= Given request =
Return the entries verbatim and drop every picture.

= Provided material =
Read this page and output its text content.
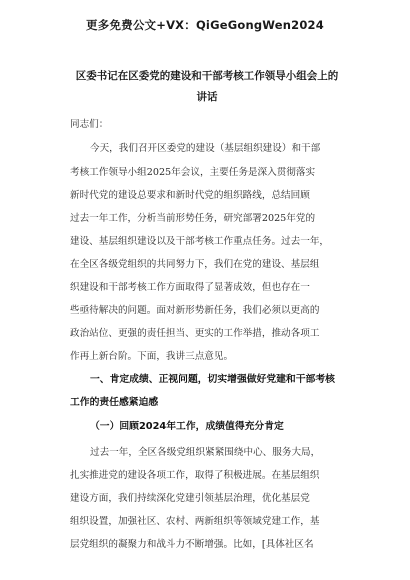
更多免费公文+VX：QiGeGongWen2024
区委书记在区委党的建设和干部考核工作领导小组会上的
讲话
同志们：
今天，我们召开区委党的建设（基层组织建设）和干部
考核工作领导小组2025年会议，主要任务是深入贯彻落实
新时代党的建设总要求和新时代党的组织路线，总结回顾
过去一年工作，分析当前形势任务，研究部署2025年党的
建设、基层组织建设以及干部考核工作重点任务。过去一年，
在全区各级党组织的共同努力下，我们在党的建设、基层组
织建设和干部考核工作方面取得了显著成效，但也存在一
些亟待解决的问题。面对新形势新任务，我们必须以更高的
政治站位、更强的责任担当、更实的工作举措，推动各项工
作再上新台阶。下面，我讲三点意见。
一、肯定成绩、正视问题，切实增强做好党建和干部考核
工作的责任感紧迫感
（一）回顾2024年工作，成绩值得充分肯定
过去一年，全区各级党组织紧紧围绕中心、服务大局，
扎实推进党的建设各项工作，取得了积极进展。在基层组织
建设方面，我们持续深化党建引领基层治理，优化基层党
组织设置，加强社区、农村、两新组织等领域党建工作，基
层党组织的凝聚力和战斗力不断增强。比如，[具体社区名
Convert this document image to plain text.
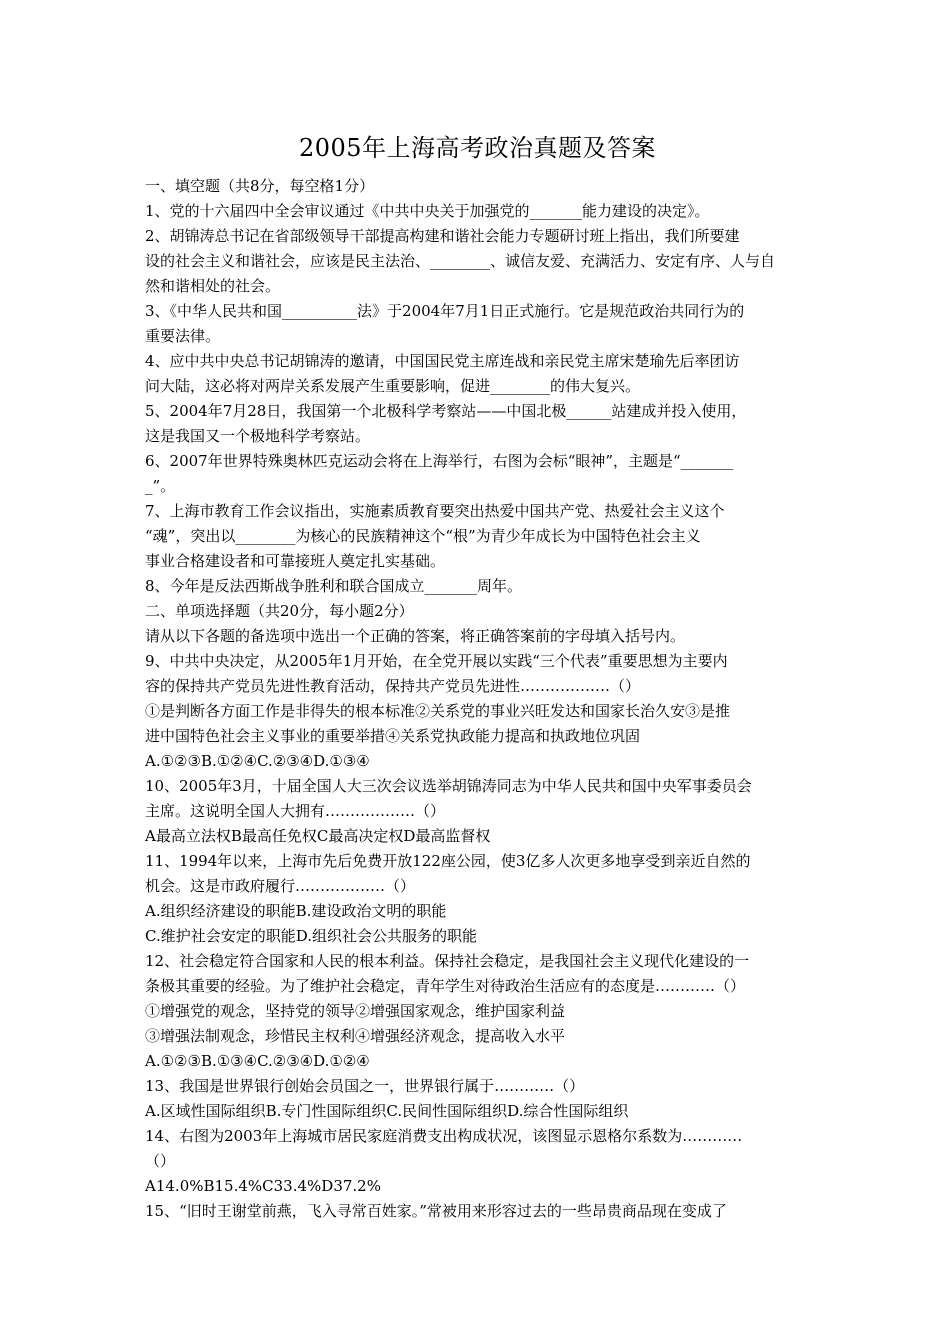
2005年上海高考政治真题及答案

一、填空题（共8分，每空格1分）

1、党的十六届四中全会审议通过《中共中央关于加强党的_______能力建设的决定》。

2、胡锦涛总书记在省部级领导干部提高构建和谐社会能力专题研讨班上指出，我们所要建

设的社会主义和谐社会，应该是民主法治、________、诚信友爱、充满活力、安定有序、人与自

然和谐相处的社会。

3、《中华人民共和国__________法》于2004年7月1日正式施行。它是规范政治共同行为的

重要法律。

4、应中共中央总书记胡锦涛的邀请，中国国民党主席连战和亲民党主席宋楚瑜先后率团访

问大陆，这必将对两岸关系发展产生重要影响，促进________的伟大复兴。

5、2004年7月28日，我国第一个北极科学考察站——中国北极______站建成并投入使用，

这是我国又一个极地科学考察站。

6、2007年世界特殊奥林匹克运动会将在上海举行，右图为会标“眼神”，主题是“_______

_”。

7、上海市教育工作会议指出，实施素质教育要突出热爱中国共产党、热爱社会主义这个

“魂”，突出以________为核心的民族精神这个“根”为青少年成长为中国特色社会主义

事业合格建设者和可靠接班人奠定扎实基础。

8、今年是反法西斯战争胜利和联合国成立_______周年。

二、单项选择题（共20分，每小题2分）

请从以下各题的备选项中选出一个正确的答案，将正确答案前的字母填入括号内。

9、中共中央决定，从2005年1月开始，在全党开展以实践“三个代表”重要思想为主要内

容的保持共产党员先进性教育活动，保持共产党员先进性………………（）

①是判断各方面工作是非得失的根本标准②关系党的事业兴旺发达和国家长治久安③是推

进中国特色社会主义事业的重要举措④关系党执政能力提高和执政地位巩固

A.①②③B.①②④C.②③④D.①③④

10、2005年3月，十届全国人大三次会议选举胡锦涛同志为中华人民共和国中央军事委员会

主席。这说明全国人大拥有………………（）

A最高立法权B最高任免权C最高决定权D最高监督权

11、1994年以来，上海市先后免费开放122座公园，使3亿多人次更多地享受到亲近自然的

机会。这是市政府履行………………（）

A.组织经济建设的职能B.建设政治文明的职能

C.维护社会安定的职能D.组织社会公共服务的职能

12、社会稳定符合国家和人民的根本利益。保持社会稳定，是我国社会主义现代化建设的一

条极其重要的经验。为了维护社会稳定，青年学生对待政治生活应有的态度是…………（）

①增强党的观念，坚持党的领导②增强国家观念，维护国家利益

③增强法制观念，珍惜民主权利④增强经济观念，提高收入水平

A.①②③B.①③④C.②③④D.①②④

13、我国是世界银行创始会员国之一，世界银行属于…………（）

A.区域性国际组织B.专门性国际组织C.民间性国际组织D.综合性国际组织

14、右图为2003年上海城市居民家庭消费支出构成状况，该图显示恩格尔系数为…………

（）

A14.0%B15.4%C33.4%D37.2%

15、“旧时王谢堂前燕，飞入寻常百姓家。”常被用来形容过去的一些昂贵商品现在变成了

= In response =
Read this page and output its text content.
更多免费公文+VX：QiGeGongWen2024
区委书记在区委党的建设和干部考核工作领导小组会上的
讲话
同志们：
今天，我们召开区委党的建设（基层组织建设）和干部
考核工作领导小组2025年会议，主要任务是深入贯彻落实
新时代党的建设总要求和新时代党的组织路线，总结回顾
过去一年工作，分析当前形势任务，研究部署2025年党的
建设、基层组织建设以及干部考核工作重点任务。过去一年，
在全区各级党组织的共同努力下，我们在党的建设、基层组
织建设和干部考核工作方面取得了显著成效，但也存在一
些亟待解决的问题。面对新形势新任务，我们必须以更高的
政治站位、更强的责任担当、更实的工作举措，推动各项工
作再上新台阶。下面，我讲三点意见。
一、肯定成绩、正视问题，切实增强做好党建和干部考核
工作的责任感紧迫感
（一）回顾2024年工作，成绩值得充分肯定
过去一年，全区各级党组织紧紧围绕中心、服务大局，
扎实推进党的建设各项工作，取得了积极进展。在基层组织
建设方面，我们持续深化党建引领基层治理，优化基层党
组织设置，加强社区、农村、两新组织等领域党建工作，基
层党组织的凝聚力和战斗力不断增强。比如，[具体社区名
Convert this document image to plain text.
2005年上海高考政治真题及答案

一、填空题（共8分，每空格1分）

1、党的十六届四中全会审议通过《中共中央关于加强党的_______能力建设的决定》。

2、胡锦涛总书记在省部级领导干部提高构建和谐社会能力专题研讨班上指出，我们所要建

设的社会主义和谐社会，应该是民主法治、________、诚信友爱、充满活力、安定有序、人与自

然和谐相处的社会。

3、《中华人民共和国__________法》于2004年7月1日正式施行。它是规范政治共同行为的

重要法律。

4、应中共中央总书记胡锦涛的邀请，中国国民党主席连战和亲民党主席宋楚瑜先后率团访

问大陆，这必将对两岸关系发展产生重要影响，促进________的伟大复兴。

5、2004年7月28日，我国第一个北极科学考察站——中国北极______站建成并投入使用，

这是我国又一个极地科学考察站。

6、2007年世界特殊奥林匹克运动会将在上海举行，右图为会标“眼神”，主题是“_______

_”。

7、上海市教育工作会议指出，实施素质教育要突出热爱中国共产党、热爱社会主义这个

“魂”，突出以________为核心的民族精神这个“根”为青少年成长为中国特色社会主义

事业合格建设者和可靠接班人奠定扎实基础。

8、今年是反法西斯战争胜利和联合国成立_______周年。

二、单项选择题（共20分，每小题2分）

请从以下各题的备选项中选出一个正确的答案，将正确答案前的字母填入括号内。

9、中共中央决定，从2005年1月开始，在全党开展以实践“三个代表”重要思想为主要内

容的保持共产党员先进性教育活动，保持共产党员先进性………………（）

①是判断各方面工作是非得失的根本标准②关系党的事业兴旺发达和国家长治久安③是推

进中国特色社会主义事业的重要举措④关系党执政能力提高和执政地位巩固

A.①②③B.①②④C.②③④D.①③④

10、2005年3月，十届全国人大三次会议选举胡锦涛同志为中华人民共和国中央军事委员会

主席。这说明全国人大拥有………………（）

A最高立法权B最高任免权C最高决定权D最高监督权

11、1994年以来，上海市先后免费开放122座公园，使3亿多人次更多地享受到亲近自然的

机会。这是市政府履行………………（）

A.组织经济建设的职能B.建设政治文明的职能

C.维护社会安定的职能D.组织社会公共服务的职能

12、社会稳定符合国家和人民的根本利益。保持社会稳定，是我国社会主义现代化建设的一

条极其重要的经验。为了维护社会稳定，青年学生对待政治生活应有的态度是…………（）

①增强党的观念，坚持党的领导②增强国家观念，维护国家利益

③增强法制观念，珍惜民主权利④增强经济观念，提高收入水平

A.①②③B.①③④C.②③④D.①②④

13、我国是世界银行创始会员国之一，世界银行属于…………（）

A.区域性国际组织B.专门性国际组织C.民间性国际组织D.综合性国际组织

14、右图为2003年上海城市居民家庭消费支出构成状况，该图显示恩格尔系数为…………

（）

A14.0%B15.4%C33.4%D37.2%

15、“旧时王谢堂前燕，飞入寻常百姓家。”常被用来形容过去的一些昂贵商品现在变成了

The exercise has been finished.